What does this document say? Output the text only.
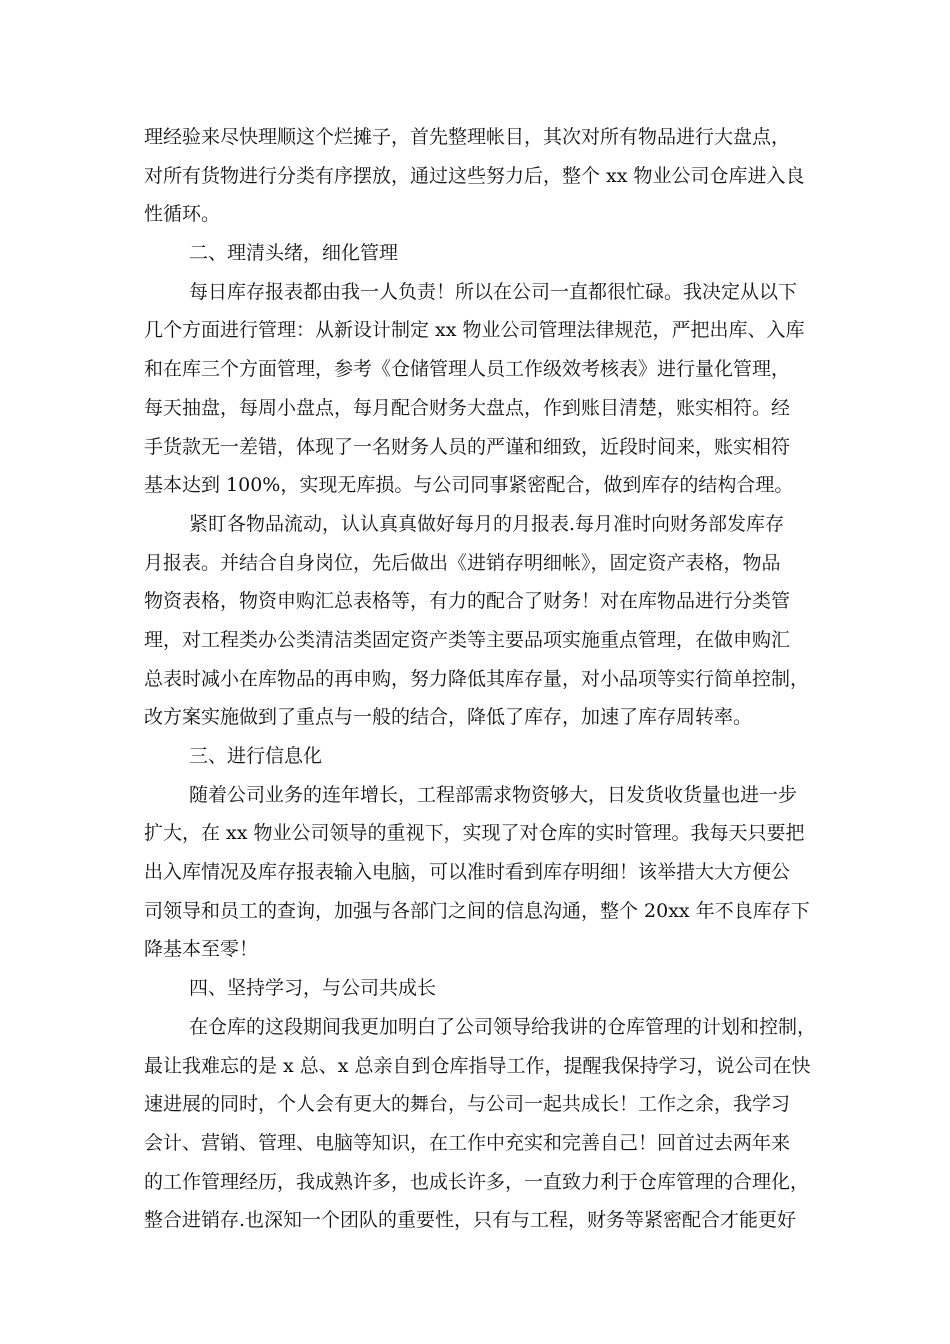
理经验来尽快理顺这个烂摊子，首先整理帐目，其次对所有物品进行大盘点，
对所有货物进行分类有序摆放，通过这些努力后，整个 xx 物业公司仓库进入良
性循环。
二、理清头绪，细化管理
每日库存报表都由我一人负责！所以在公司一直都很忙碌。我决定从以下
几个方面进行管理：从新设计制定 xx 物业公司管理法律规范，严把出库、入库
和在库三个方面管理，参考《仓储管理人员工作级效考核表》进行量化管理，
每天抽盘，每周小盘点，每月配合财务大盘点，作到账目清楚，账实相符。经
手货款无一差错，体现了一名财务人员的严谨和细致，近段时间来，账实相符
基本达到 100%，实现无库损。与公司同事紧密配合，做到库存的结构合理。
紧盯各物品流动，认认真真做好每月的月报表.每月准时向财务部发库存
月报表。并结合自身岗位，先后做出《进销存明细帐》，固定资产表格，物品
物资表格，物资申购汇总表格等，有力的配合了财务！对在库物品进行分类管
理，对工程类办公类清洁类固定资产类等主要品项实施重点管理，在做申购汇
总表时减小在库物品的再申购，努力降低其库存量，对小品项等实行简单控制，
改方案实施做到了重点与一般的结合，降低了库存，加速了库存周转率。
三、进行信息化
随着公司业务的连年增长，工程部需求物资够大，日发货收货量也进一步
扩大，在 xx 物业公司领导的重视下，实现了对仓库的实时管理。我每天只要把
出入库情况及库存报表输入电脑，可以准时看到库存明细！该举措大大方便公
司领导和员工的查询，加强与各部门之间的信息沟通，整个 20xx 年不良库存下
降基本至零！
四、坚持学习，与公司共成长
在仓库的这段期间我更加明白了公司领导给我讲的仓库管理的计划和控制，
最让我难忘的是 x 总、x 总亲自到仓库指导工作，提醒我保持学习，说公司在快
速进展的同时，个人会有更大的舞台，与公司一起共成长！工作之余，我学习
会计、营销、管理、电脑等知识，在工作中充实和完善自己！回首过去两年来
的工作管理经历，我成熟许多，也成长许多，一直致力利于仓库管理的合理化，
整合进销存.也深知一个团队的重要性，只有与工程，财务等紧密配合才能更好
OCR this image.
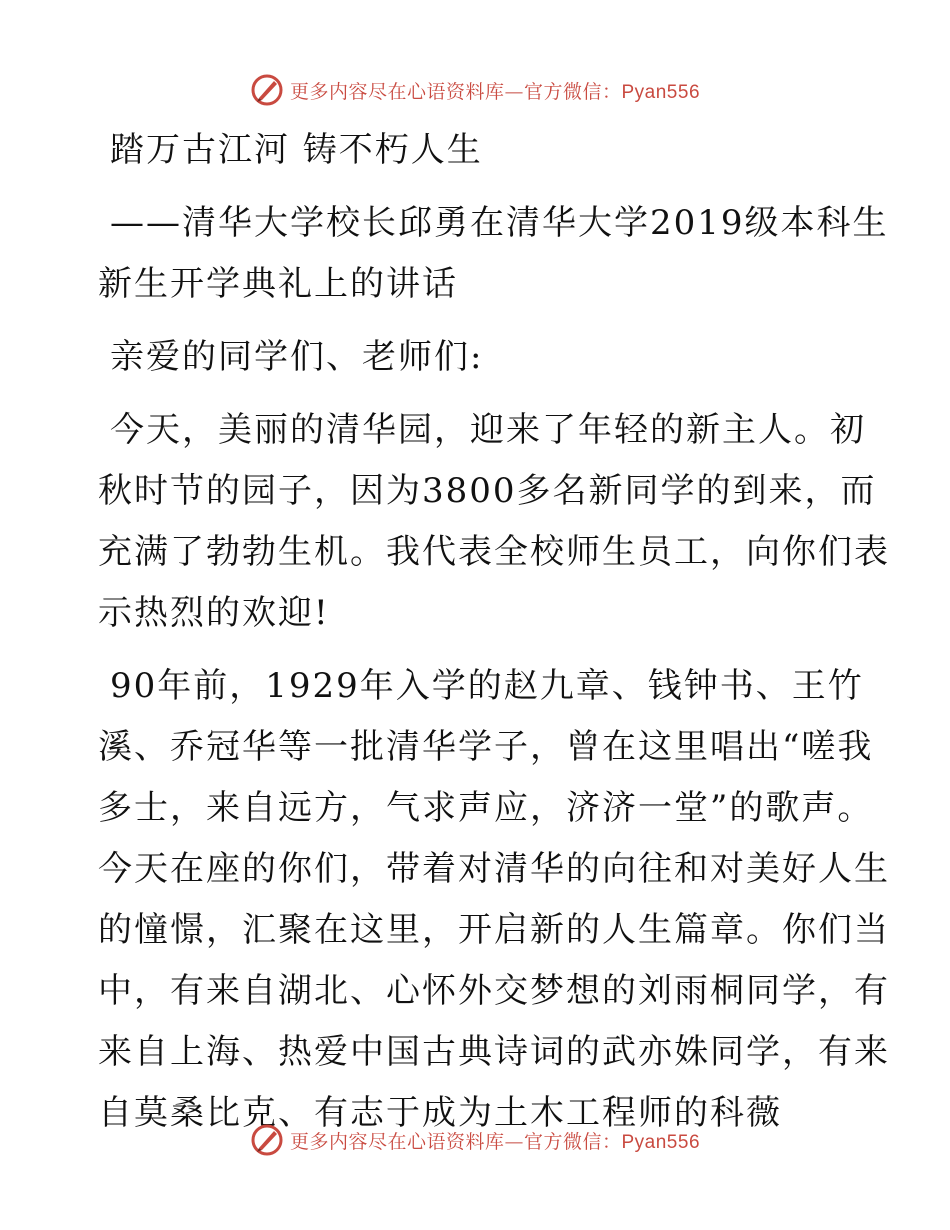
更多内容尽在心语资料库—官方微信：Pyan556

踏万古江河 铸不朽人生

——清华大学校长邱勇在清华大学2019级本科生

新生开学典礼上的讲话

亲爱的同学们、老师们:

今天，美丽的清华园，迎来了年轻的新主人。初

秋时节的园子，因为3800多名新同学的到来，而

充满了勃勃生机。我代表全校师生员工，向你们表

示热烈的欢迎!

90年前，1929年入学的赵九章、钱钟书、王竹

溪、乔冠华等一批清华学子，曾在这里唱出“嗟我

多士，来自远方，气求声应，济济一堂”的歌声。

今天在座的你们，带着对清华的向往和对美好人生

的憧憬，汇聚在这里，开启新的人生篇章。你们当

中，有来自湖北、心怀外交梦想的刘雨桐同学，有

来自上海、热爱中国古典诗词的武亦姝同学，有来

自莫桑比克、有志于成为土木工程师的科薇

更多内容尽在心语资料库—官方微信：Pyan556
========
**What is required:** Search the material above for "this". Pull out each line where it shows up.

**Result below:**
What does this document say? Output the text only.
OCR this image.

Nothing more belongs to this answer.